[Explore the material]
**A.** In the metro cost article, retype the passage between "The government's first" and "the original forecast.", inclusive.
**B.** Which labels appear at the top of the metro cost article, before the note about when it was published?
**C.** Condense the paragraph of the metro cost article that begins "The government's first public admission" into one shorter sentence that keeps its main facts.

[Extracted text]

********

- Exclusive
- National
- NSW
- Sydney Metro
This was published 4 years ago
'I am sorry': Minister concedes metro line will blow out by $3 billion
The Berejiklian government concedes the cost of its signature metro rail project under Sydney Harbour and the central city is set to blow out by up to $3 billion, laying blame primarily on an "overheated" market for contractors.
An extra $3 billion to complete the 30-kilometre metro rail line from Chatswood to Bankstown via Sydney's CBD within the next four years will drive up the final cost to $15.5 billion.
The government's first public admission about the problems besetting the Metro City and Southwest rail project comes two weeks after the Herald revealed that an internal budget review in mid 2018 had warned it would cost $16.8 billion to finish – $4.3 billion above the original forecast.
While rejecting that it will blow out by that much, Transport Minister Andrew Constance said he expected it to cost $2 billion to $3 billion more than original forecasts.
"It won't be $4 [billion extra] but I would expect it to come in at $2 to $3 [billion] ... but again we still have another four years of build here of this project," he told the Herald.
"I am sorry it happened this way but it is very much market forces at play in terms of the build. We are not denying there hasn't been significant cost pressures on the project."

********

[Material shown]

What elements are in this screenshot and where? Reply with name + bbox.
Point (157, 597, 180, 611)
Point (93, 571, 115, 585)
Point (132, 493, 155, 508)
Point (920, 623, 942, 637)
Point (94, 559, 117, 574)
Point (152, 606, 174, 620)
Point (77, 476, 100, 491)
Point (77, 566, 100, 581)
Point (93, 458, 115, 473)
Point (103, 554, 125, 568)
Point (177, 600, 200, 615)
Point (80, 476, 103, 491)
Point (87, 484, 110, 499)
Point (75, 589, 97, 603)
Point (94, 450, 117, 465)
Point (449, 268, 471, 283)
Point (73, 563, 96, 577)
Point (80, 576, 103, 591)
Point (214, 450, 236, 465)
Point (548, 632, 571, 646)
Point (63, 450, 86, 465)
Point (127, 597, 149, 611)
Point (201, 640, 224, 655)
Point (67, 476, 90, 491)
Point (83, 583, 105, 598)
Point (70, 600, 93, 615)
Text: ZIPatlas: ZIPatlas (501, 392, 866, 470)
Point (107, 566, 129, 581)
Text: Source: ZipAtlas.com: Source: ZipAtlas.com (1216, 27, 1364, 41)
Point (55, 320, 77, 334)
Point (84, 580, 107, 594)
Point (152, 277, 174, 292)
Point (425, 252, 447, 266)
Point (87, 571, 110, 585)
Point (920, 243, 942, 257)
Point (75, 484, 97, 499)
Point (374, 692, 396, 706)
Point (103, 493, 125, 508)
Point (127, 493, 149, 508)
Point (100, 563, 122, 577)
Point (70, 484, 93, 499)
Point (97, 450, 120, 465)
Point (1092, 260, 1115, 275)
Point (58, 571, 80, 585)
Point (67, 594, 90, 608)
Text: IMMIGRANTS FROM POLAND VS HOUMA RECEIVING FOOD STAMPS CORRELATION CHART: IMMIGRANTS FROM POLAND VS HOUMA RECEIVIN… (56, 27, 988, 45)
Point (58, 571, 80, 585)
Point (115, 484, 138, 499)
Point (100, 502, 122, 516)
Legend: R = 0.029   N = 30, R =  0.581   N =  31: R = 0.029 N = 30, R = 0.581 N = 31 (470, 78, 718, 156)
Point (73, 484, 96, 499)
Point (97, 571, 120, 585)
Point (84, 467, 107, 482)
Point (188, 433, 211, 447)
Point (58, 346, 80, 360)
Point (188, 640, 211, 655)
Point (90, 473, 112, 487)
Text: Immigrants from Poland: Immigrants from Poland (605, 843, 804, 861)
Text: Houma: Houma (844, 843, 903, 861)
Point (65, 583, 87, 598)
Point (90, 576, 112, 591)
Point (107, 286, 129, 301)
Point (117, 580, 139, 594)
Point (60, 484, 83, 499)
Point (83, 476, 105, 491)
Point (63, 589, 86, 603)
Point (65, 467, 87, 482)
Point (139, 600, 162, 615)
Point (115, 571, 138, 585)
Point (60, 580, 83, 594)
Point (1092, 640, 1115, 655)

********

[Expected results]
**A.**
The government's first public admission about the problems besetting the Metro City and Southwest rail project comes two weeks after the Herald revealed that an internal budget review in mid 2018 had warned it would cost $16.8 billion to finish – $4.3 billion above the original forecast.

**B.**
Exclusive
National
NSW
Sydney Metro

**C.** Two weeks before the government first publicly admitted problems with the Metro City and Southwest rail project, the Herald revealed a mid-2018 internal budget review warning that it would cost $16.8 billion to finish, $4.3 billion above the original forecast.